In questo libro non è il commissario Ricciardi a farla da padrone assoluto nei racconti di de Giovanni. Lo affianca la sua città. Alla quale è qui dedicato un omaggio destinato a restare nella memoria anche dei lettori che una Napoli così non l’hanno mai conosciuta.
(Dalla prefazione di Paolo Mieli) 


Dopo Anime di vetro, (Einaudi 2015), Maurizio de Giovanni ci accompagna nuovamente nella sua amata Napoli: è una domenica di settembre del 1932, e il commissario Ricciardi è seduto a un tavolino a consumare la colazione con il suo amico Bruno Modo, filantropo e antifascista, davanti alle sfogliatelle del caffè Gambrinus... È in questo modo, attraverso la quotidianità, gli odori e i suoni di una città, che i racconti di de Giovanni ci prendono e ci accompagnano per mano in un viaggio ""fotografico"". Un coro di voci e di ricordi attraverso una Napoli sbiadita, ma viva e ricca di suggestioni lontane, che emozionano sia chi Napoli la conosce e la sente guizzare nelle vene, sia chi la ama - anche solo da lontano - e rimane affascinato da tanta bellezza in bianco e nero.

### Estratto dati

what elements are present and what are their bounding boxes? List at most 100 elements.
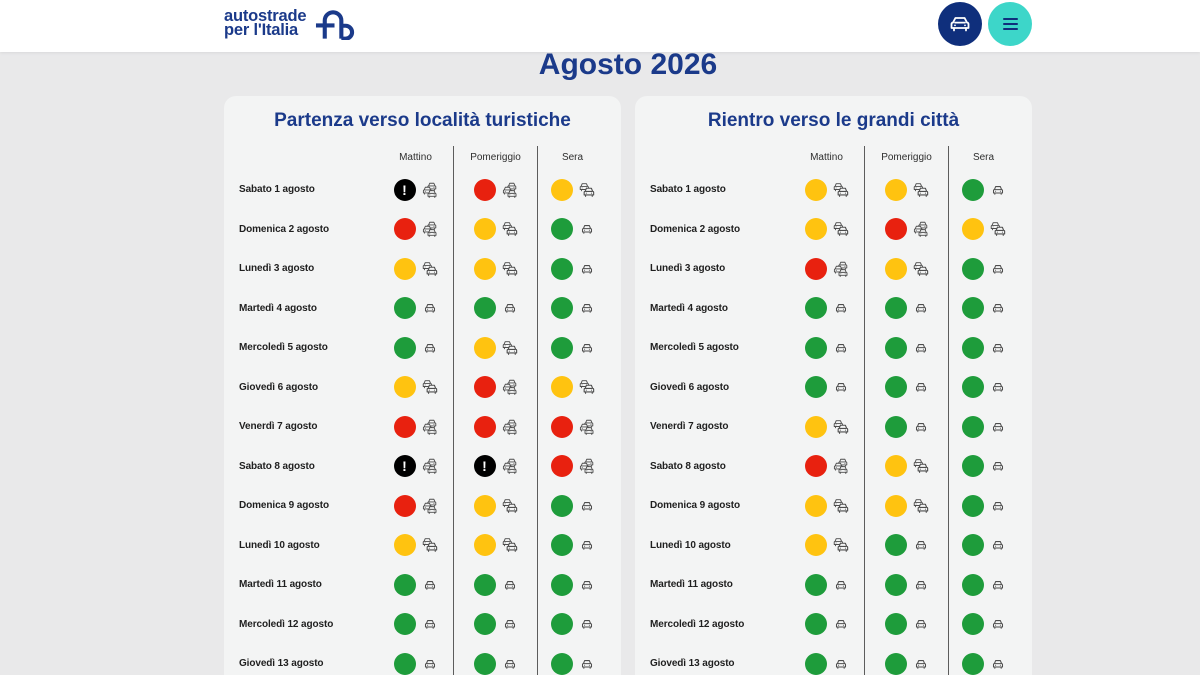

### Esercizi
1. Rispondi alle domande seguenti sul testo estratto:
(a) Di chi è la prefazione da cui proviene il primo paragrafo?
(b) In quale mese e anno è ambientata la domenica descritta?
(c) In quale caffè fanno colazione Ricciardi e Bruno Modo, e davanti a quali dolci?
2. In base al testo estratto, perché in questo libro il commissario Ricciardi non domina da solo i racconti? Rispondi in una o due frasi.
3. Trascrivi dal testo estratto il passo compreso tra "Dopo Anime di" e "bianco e nero.", estremi inclusi.
Per svolgere gli esercizi il materiale non è necessario.

### Soluzioni
1.
(a) Di Paolo Mieli.
(b) Nel settembre del 1932.
(c) Al caffè Gambrinus, davanti alle sfogliatelle.

2. Nei racconti lo affianca la sua città, Napoli. Il libro le dedica un omaggio.

3.
Dopo Anime di vetro, (Einaudi 2015), Maurizio de Giovanni ci accompagna nuovamente nella sua amata Napoli: è una domenica di settembre del 1932, e il commissario Ricciardi è seduto a un tavolino a consumare la colazione con il suo amico Bruno Modo, filantropo e antifascista, davanti alle sfogliatelle del caffè Gambrinus... È in questo modo, attraverso la quotidianità, gli odori e i suoni di una città, che i racconti di de Giovanni ci prendono e ci accompagnano per mano in un viaggio ""fotografico"". Un coro di voci e di ricordi attraverso una Napoli sbiadita, ma viva e ricca di suggestioni lontane, che emozionano sia chi Napoli la conosce e la sente guizzare nelle vene, sia chi la ama - anche solo da lontano - e rimane affascinato da tanta bellezza in bianco e nero.